Entries provided START
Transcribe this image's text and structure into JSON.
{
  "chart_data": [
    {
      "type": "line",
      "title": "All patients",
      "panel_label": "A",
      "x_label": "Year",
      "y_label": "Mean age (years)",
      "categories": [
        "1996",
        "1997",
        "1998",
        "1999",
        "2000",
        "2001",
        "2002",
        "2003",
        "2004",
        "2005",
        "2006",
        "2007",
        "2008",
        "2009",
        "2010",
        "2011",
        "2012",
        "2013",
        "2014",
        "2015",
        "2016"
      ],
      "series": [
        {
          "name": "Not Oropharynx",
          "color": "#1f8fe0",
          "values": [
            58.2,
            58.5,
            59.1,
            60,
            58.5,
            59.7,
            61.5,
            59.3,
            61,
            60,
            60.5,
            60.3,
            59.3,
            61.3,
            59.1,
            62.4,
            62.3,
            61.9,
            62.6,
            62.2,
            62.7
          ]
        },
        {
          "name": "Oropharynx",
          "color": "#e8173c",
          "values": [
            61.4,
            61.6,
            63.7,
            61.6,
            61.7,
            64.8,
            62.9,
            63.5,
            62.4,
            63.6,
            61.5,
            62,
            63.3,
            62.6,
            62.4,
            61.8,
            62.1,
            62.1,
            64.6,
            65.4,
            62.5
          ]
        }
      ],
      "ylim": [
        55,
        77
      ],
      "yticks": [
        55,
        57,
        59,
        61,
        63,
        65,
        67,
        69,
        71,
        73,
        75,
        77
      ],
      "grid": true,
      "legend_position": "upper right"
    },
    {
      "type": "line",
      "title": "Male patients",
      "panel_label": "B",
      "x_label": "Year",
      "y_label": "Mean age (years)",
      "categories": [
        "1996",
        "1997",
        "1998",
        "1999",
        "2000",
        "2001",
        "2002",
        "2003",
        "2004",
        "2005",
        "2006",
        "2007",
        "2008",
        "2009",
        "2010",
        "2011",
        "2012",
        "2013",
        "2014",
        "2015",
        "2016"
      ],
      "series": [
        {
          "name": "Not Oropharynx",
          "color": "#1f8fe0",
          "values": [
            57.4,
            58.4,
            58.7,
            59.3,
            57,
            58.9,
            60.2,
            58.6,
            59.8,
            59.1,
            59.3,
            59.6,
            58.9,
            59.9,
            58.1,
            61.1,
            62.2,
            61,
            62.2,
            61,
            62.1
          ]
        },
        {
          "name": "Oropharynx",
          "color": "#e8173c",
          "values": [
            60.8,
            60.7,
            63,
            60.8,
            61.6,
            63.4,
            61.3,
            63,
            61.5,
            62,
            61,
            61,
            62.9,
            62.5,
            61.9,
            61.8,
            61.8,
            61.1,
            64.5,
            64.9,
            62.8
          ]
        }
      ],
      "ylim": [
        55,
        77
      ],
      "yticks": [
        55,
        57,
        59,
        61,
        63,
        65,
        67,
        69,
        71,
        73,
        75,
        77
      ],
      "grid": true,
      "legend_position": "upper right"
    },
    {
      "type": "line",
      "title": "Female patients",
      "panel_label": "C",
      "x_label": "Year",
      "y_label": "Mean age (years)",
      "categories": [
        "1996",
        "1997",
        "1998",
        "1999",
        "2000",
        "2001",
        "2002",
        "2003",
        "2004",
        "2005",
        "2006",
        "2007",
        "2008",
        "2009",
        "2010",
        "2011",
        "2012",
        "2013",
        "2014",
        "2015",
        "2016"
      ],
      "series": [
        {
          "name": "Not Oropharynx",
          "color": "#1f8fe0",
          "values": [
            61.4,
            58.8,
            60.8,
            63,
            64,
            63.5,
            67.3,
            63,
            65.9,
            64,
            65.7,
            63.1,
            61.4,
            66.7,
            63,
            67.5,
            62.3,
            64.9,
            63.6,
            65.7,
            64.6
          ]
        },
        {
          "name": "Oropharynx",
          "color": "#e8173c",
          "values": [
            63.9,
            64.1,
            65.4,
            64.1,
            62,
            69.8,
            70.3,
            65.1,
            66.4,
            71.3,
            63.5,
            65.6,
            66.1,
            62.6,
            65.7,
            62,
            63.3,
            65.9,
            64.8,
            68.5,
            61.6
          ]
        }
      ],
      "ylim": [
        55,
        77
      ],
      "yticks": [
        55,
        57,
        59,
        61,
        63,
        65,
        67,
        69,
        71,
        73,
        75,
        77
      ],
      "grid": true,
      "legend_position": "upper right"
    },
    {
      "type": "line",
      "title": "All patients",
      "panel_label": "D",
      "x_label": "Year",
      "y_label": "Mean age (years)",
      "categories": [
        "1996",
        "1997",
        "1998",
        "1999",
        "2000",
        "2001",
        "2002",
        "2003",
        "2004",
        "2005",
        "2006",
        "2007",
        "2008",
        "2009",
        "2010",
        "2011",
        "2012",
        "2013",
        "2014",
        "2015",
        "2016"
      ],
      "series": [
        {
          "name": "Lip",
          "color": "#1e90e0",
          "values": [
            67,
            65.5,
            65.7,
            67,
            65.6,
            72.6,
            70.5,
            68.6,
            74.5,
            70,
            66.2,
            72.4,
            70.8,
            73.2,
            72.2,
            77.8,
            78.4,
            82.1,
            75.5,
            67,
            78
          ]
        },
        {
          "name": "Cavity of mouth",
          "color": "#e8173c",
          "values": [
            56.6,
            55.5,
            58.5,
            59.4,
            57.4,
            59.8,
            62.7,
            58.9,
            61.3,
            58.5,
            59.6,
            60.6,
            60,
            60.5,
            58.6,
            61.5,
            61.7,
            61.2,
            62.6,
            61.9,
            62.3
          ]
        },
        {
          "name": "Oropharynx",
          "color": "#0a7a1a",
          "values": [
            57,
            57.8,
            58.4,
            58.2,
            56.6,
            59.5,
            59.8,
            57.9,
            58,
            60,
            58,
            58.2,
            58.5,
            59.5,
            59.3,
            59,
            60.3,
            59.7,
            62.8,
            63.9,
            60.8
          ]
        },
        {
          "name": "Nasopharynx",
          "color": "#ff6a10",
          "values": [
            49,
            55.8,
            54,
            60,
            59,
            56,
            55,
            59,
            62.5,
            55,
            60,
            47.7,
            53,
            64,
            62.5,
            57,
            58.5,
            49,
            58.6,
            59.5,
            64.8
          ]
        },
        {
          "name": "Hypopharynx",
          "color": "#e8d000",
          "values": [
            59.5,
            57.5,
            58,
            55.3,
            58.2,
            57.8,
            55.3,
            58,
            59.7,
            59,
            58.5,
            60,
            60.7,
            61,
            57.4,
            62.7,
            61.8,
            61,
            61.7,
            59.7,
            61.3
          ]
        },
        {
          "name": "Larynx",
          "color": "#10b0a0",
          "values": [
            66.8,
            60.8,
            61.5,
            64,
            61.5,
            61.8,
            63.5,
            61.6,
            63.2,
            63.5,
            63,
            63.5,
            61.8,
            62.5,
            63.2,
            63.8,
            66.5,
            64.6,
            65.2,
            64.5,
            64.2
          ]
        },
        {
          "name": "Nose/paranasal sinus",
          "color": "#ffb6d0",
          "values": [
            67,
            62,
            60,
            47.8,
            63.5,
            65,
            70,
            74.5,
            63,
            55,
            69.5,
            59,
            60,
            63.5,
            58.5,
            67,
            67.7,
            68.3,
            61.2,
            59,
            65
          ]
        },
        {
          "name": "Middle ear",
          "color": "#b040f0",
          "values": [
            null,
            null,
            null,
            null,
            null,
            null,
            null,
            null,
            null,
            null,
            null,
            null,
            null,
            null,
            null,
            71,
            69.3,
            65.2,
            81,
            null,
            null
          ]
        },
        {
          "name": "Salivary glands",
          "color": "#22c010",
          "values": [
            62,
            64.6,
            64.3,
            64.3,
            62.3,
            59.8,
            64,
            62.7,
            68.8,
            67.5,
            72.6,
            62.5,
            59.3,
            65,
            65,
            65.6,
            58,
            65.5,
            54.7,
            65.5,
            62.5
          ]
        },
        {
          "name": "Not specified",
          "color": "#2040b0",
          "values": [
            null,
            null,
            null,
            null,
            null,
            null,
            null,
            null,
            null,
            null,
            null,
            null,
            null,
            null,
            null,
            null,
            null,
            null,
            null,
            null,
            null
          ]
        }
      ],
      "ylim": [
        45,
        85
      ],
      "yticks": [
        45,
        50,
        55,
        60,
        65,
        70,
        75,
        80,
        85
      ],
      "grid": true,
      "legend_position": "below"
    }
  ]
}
Entries provided END
Prompt.
Only the lines containing "patients" are needed; copy each of them from the data.

The answer.
      "title": "All patients",
      "title": "Male patients",
      "title": "Female patients",
      "title": "All patients",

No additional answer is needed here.